TASK DESCRIPTION:
In the data below, locate each line with the word "сравнению" and list it.

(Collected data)
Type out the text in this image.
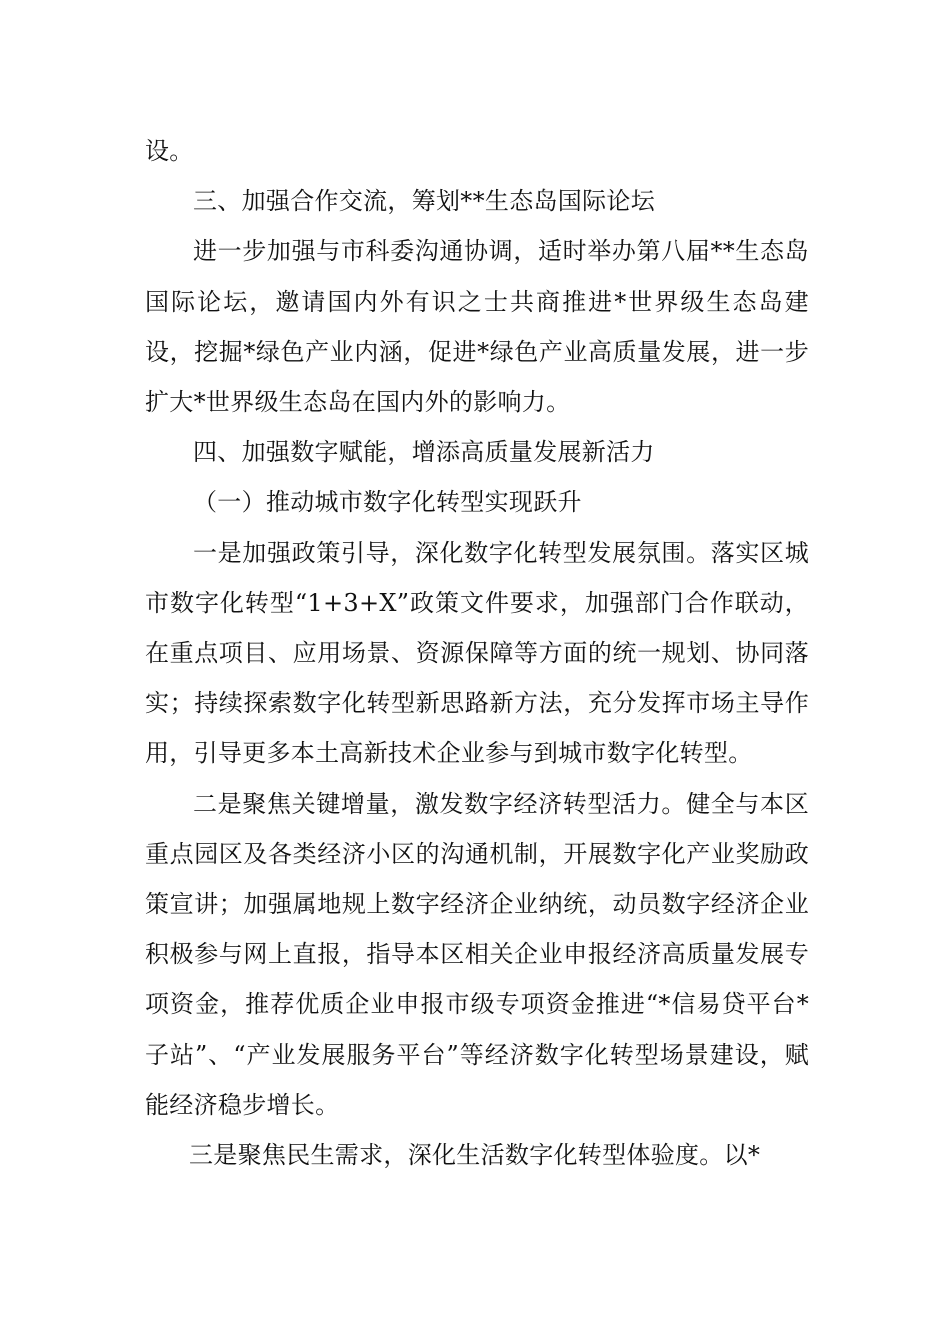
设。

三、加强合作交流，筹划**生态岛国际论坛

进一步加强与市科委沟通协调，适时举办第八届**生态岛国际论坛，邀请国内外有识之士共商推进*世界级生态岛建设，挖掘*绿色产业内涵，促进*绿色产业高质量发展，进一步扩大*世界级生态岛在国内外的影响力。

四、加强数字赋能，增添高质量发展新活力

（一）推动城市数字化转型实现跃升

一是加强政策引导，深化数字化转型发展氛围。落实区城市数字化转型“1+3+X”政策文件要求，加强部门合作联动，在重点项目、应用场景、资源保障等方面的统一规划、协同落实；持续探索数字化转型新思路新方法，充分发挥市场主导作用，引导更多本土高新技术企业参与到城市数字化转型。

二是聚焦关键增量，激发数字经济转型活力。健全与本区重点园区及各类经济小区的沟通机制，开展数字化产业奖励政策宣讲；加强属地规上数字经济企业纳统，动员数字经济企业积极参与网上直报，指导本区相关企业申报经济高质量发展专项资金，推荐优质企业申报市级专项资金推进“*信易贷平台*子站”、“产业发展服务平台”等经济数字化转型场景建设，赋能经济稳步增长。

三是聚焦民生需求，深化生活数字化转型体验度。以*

* * *

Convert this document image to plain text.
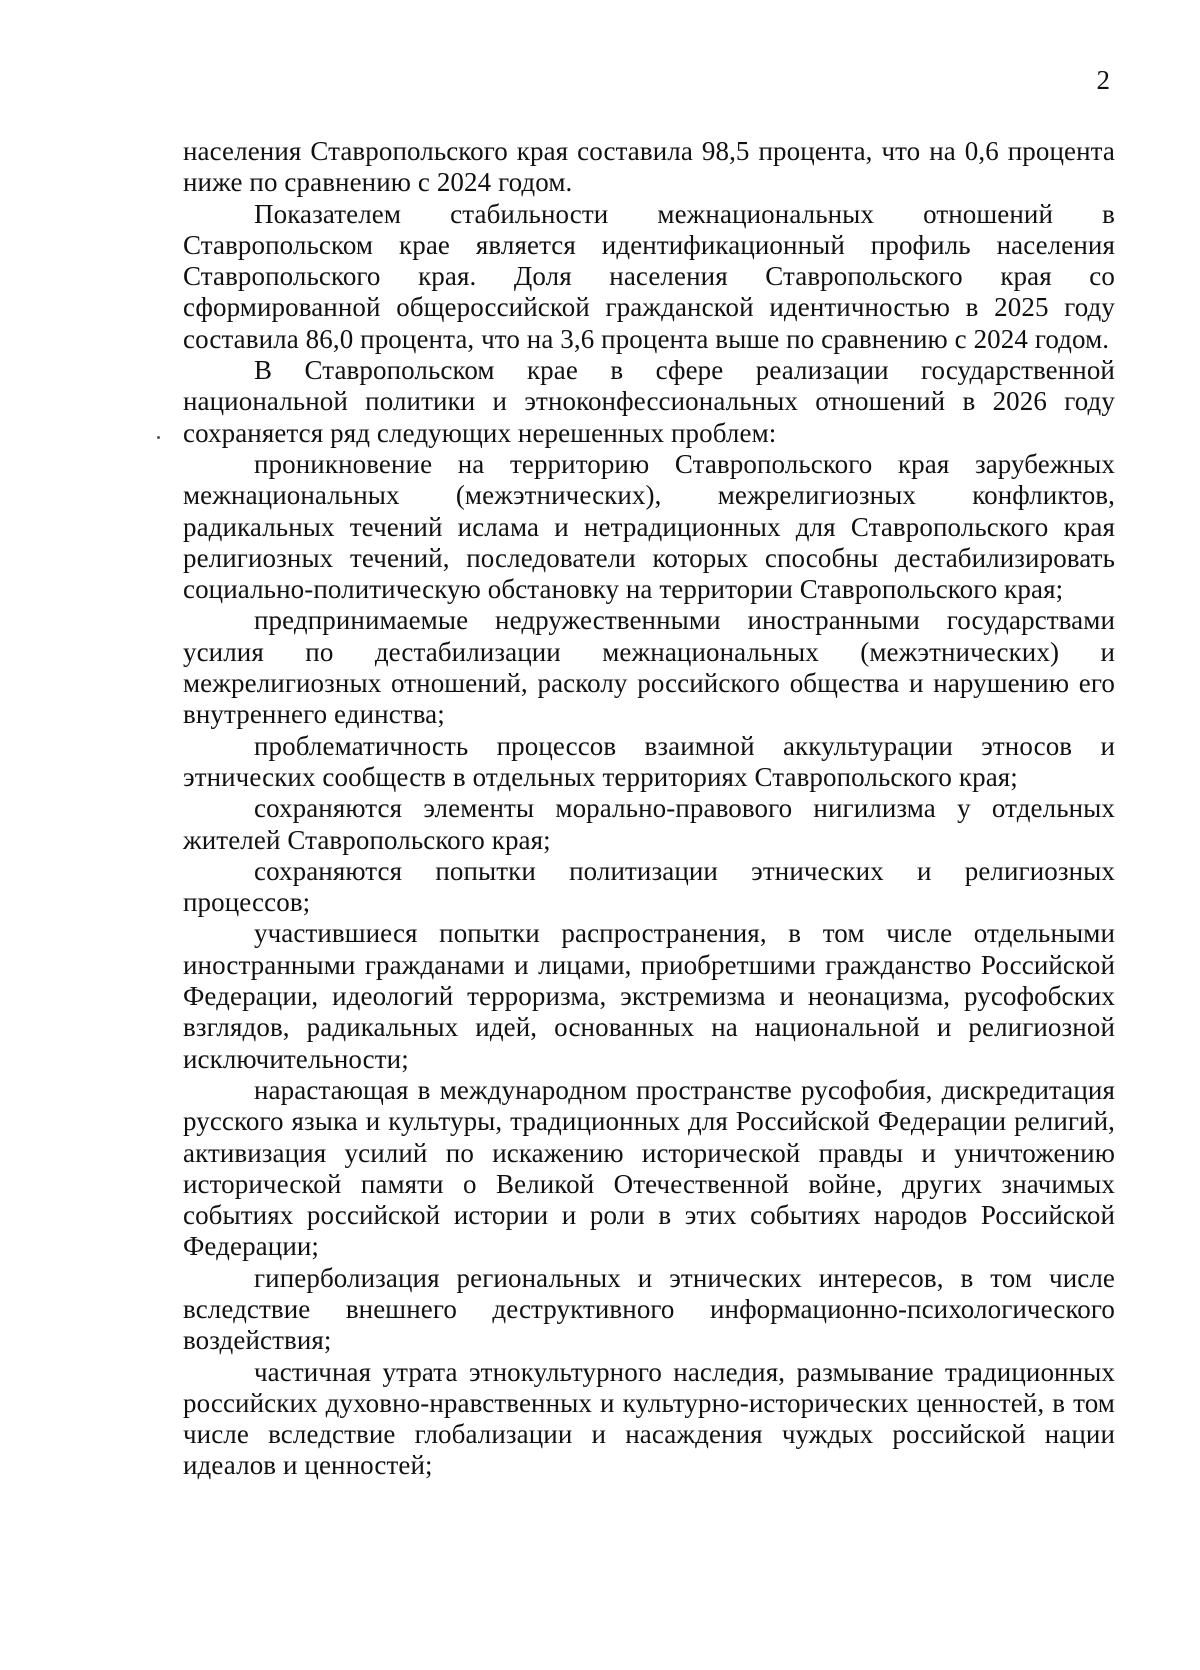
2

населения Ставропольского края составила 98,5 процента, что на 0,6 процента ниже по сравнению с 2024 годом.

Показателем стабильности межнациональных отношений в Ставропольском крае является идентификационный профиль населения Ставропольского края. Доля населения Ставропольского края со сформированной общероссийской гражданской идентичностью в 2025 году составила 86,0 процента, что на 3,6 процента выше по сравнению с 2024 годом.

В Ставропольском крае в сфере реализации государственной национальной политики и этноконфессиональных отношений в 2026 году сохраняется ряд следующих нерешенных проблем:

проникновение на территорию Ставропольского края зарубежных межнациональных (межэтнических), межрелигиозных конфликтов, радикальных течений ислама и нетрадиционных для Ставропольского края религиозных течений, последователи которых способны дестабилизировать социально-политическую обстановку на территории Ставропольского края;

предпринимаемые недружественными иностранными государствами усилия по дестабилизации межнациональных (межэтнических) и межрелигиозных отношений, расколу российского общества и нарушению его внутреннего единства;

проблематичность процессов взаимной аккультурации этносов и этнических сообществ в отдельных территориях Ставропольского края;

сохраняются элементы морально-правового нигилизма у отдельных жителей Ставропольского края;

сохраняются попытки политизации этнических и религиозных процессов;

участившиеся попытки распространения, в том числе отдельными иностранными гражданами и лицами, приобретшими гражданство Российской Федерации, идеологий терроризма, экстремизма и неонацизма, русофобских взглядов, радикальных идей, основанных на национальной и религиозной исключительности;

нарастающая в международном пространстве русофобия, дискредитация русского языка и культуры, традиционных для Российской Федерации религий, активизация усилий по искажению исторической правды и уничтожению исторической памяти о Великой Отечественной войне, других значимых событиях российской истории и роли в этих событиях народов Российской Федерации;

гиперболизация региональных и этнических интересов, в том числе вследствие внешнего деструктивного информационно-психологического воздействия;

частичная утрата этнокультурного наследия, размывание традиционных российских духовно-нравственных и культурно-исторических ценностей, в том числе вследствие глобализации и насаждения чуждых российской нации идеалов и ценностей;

SOLUTION FOR THIS TASK:
населения Ставропольского края составила 98,5 процента, что на 0,6 процента ниже по сравнению с 2024 годом.
Показателем стабильности межнациональных отношений в Ставропольском крае является идентификационный профиль населения Ставропольского края. Доля населения Ставропольского края со сформированной общероссийской гражданской идентичностью в 2025 году составила 86,0 процента, что на 3,6 процента выше по сравнению с 2024 годом.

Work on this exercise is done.